WHAT THIS TASK INVOLVES: What is the count of lines that hold the word "chevron"? Give only the number.

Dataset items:

===============

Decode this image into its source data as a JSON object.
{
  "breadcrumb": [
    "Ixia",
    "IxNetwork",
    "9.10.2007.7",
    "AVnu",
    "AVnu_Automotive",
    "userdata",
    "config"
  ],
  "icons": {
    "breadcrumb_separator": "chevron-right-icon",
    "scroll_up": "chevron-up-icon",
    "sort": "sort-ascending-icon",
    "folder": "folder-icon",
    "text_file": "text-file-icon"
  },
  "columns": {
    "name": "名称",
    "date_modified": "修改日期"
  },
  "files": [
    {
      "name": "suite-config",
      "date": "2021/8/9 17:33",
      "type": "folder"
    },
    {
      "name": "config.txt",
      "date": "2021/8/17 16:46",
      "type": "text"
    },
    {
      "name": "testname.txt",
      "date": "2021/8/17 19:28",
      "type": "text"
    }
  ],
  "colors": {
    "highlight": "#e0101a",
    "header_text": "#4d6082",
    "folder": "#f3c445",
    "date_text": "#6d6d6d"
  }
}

===============

RESPONSE TO THIS TASK: 2